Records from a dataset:
****
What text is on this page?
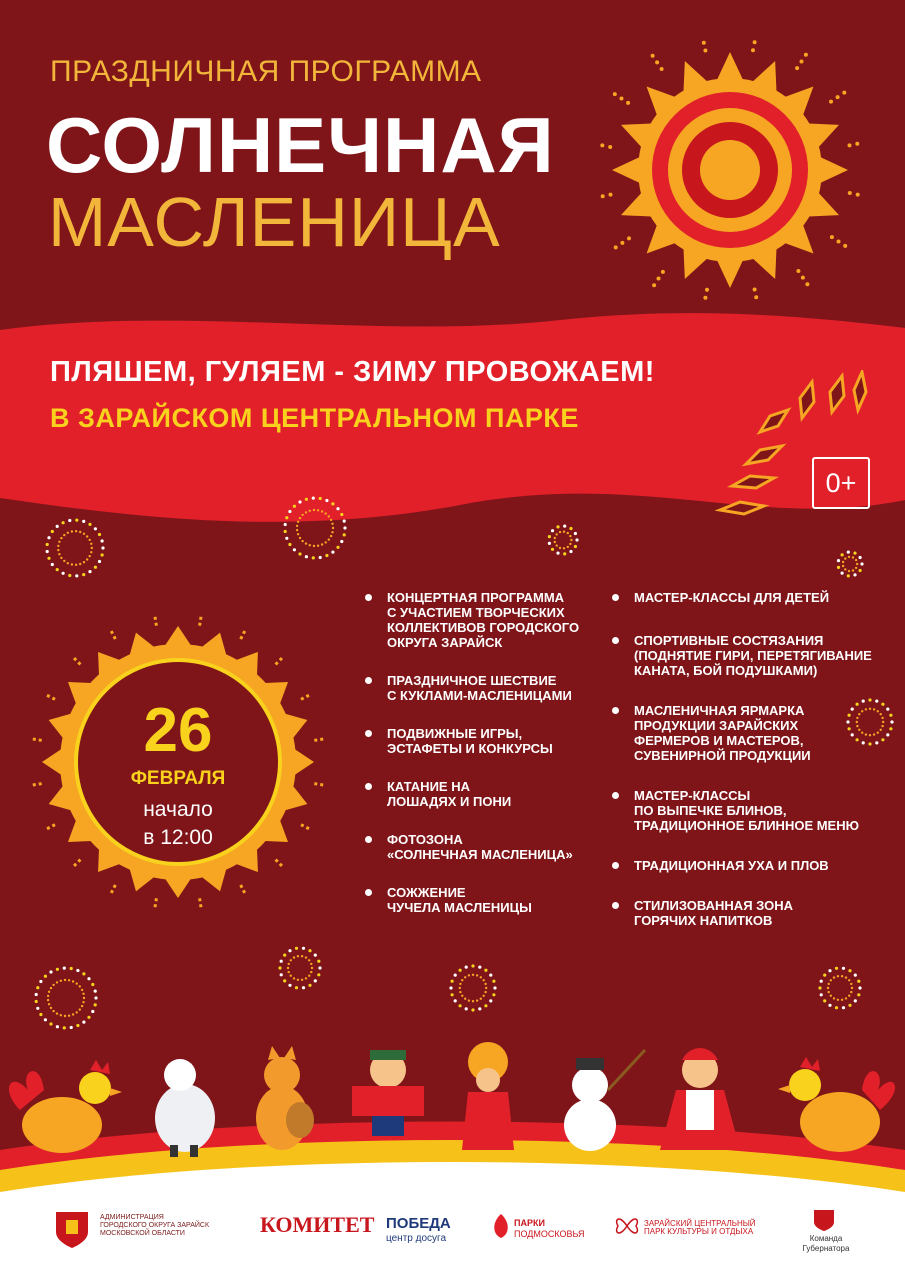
ПРАЗДНИЧНАЯ ПРОГРАММА
СОЛНЕЧНАЯ
МАСЛЕНИЦА
ПЛЯШЕМ, ГУЛЯЕМ - ЗИМУ ПРОВОЖАЕМ!
В ЗАРАЙСКОМ ЦЕНТРАЛЬНОМ ПАРКЕ
0+
26
ФЕВРАЛЯ
начало
в 12:00
КОНЦЕРТНАЯ ПРОГРАММА
С УЧАСТИЕМ ТВОРЧЕСКИХ
КОЛЛЕКТИВОВ ГОРОДСКОГО
ОКРУГА ЗАРАЙСК
ПРАЗДНИЧНОЕ ШЕСТВИЕ
С КУКЛАМИ-МАСЛЕНИЦАМИ
ПОДВИЖНЫЕ ИГРЫ,
ЭСТАФЕТЫ И КОНКУРСЫ
КАТАНИЕ НА
ЛОШАДЯХ И ПОНИ
ФОТОЗОНА
«СОЛНЕЧНАЯ МАСЛЕНИЦА»
СОЖЖЕНИЕ
ЧУЧЕЛА МАСЛЕНИЦЫ
МАСТЕР-КЛАССЫ ДЛЯ ДЕТЕЙ
СПОРТИВНЫЕ СОСТЯЗАНИЯ
(ПОДНЯТИЕ ГИРИ, ПЕРЕТЯГИВАНИЕ
КАНАТА, БОЙ ПОДУШКАМИ)
МАСЛЕНИЧНАЯ ЯРМАРКА
ПРОДУКЦИИ ЗАРАЙСКИХ
ФЕРМЕРОВ И МАСТЕРОВ,
СУВЕНИРНОЙ ПРОДУКЦИИ
МАСТЕР-КЛАССЫ
ПО ВЫПЕЧКЕ БЛИНОВ,
ТРАДИЦИОННОЕ БЛИННОЕ МЕНЮ
ТРАДИЦИОННАЯ УХА И ПЛОВ
СТИЛИЗОВАННАЯ ЗОНА
ГОРЯЧИХ НАПИТКОВ
АДМИНИСТРАЦИЯ
ГОРОДСКОГО ОКРУГА ЗАРАЙСК
МОСКОВСКОЙ ОБЛАСТИ	КОМИТЕТ ПОБЕДА
центр досуга
ПАРКИ
ПОДМОСКОВЬЯ
ЗАРАЙСКИЙ ЦЕНТРАЛЬНЫЙ
ПАРК КУЛЬТУРЫ И ОТДЫХА
Команда
Губернатора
****
Written exercise: Set down the complete material exactly, but do not include the images.

Solved problem:
What text is on this page?
ПРАЗДНИЧНАЯ ПРОГРАММА
СОЛНЕЧНАЯ
МАСЛЕНИЦА
ПЛЯШЕМ, ГУЛЯЕМ - ЗИМУ ПРОВОЖАЕМ!
В ЗАРАЙСКОМ ЦЕНТРАЛЬНОМ ПАРКЕ
0+
26
ФЕВРАЛЯ
начало
в 12:00
КОНЦЕРТНАЯ ПРОГРАММА
С УЧАСТИЕМ ТВОРЧЕСКИХ
КОЛЛЕКТИВОВ ГОРОДСКОГО
ОКРУГА ЗАРАЙСК
ПРАЗДНИЧНОЕ ШЕСТВИЕ
С КУКЛАМИ-МАСЛЕНИЦАМИ
ПОДВИЖНЫЕ ИГРЫ,
ЭСТАФЕТЫ И КОНКУРСЫ
КАТАНИЕ НА
ЛОШАДЯХ И ПОНИ
ФОТОЗОНА
«СОЛНЕЧНАЯ МАСЛЕНИЦА»
СОЖЖЕНИЕ
ЧУЧЕЛА МАСЛЕНИЦЫ
МАСТЕР-КЛАССЫ ДЛЯ ДЕТЕЙ
СПОРТИВНЫЕ СОСТЯЗАНИЯ
(ПОДНЯТИЕ ГИРИ, ПЕРЕТЯГИВАНИЕ
КАНАТА, БОЙ ПОДУШКАМИ)
МАСЛЕНИЧНАЯ ЯРМАРКА
ПРОДУКЦИИ ЗАРАЙСКИХ
ФЕРМЕРОВ И МАСТЕРОВ,
СУВЕНИРНОЙ ПРОДУКЦИИ
МАСТЕР-КЛАССЫ
ПО ВЫПЕЧКЕ БЛИНОВ,
ТРАДИЦИОННОЕ БЛИННОЕ МЕНЮ
ТРАДИЦИОННАЯ УХА И ПЛОВ
СТИЛИЗОВАННАЯ ЗОНА
ГОРЯЧИХ НАПИТКОВ
АДМИНИСТРАЦИЯ
ГОРОДСКОГО ОКРУГА ЗАРАЙСК
МОСКОВСКОЙ ОБЛАСТИ	КОМИТЕТ ПОБЕДА
центр досуга
ПАРКИ
ПОДМОСКОВЬЯ
ЗАРАЙСКИЙ ЦЕНТРАЛЬНЫЙ
ПАРК КУЛЬТУРЫ И ОТДЫХА
Команда
Губернатора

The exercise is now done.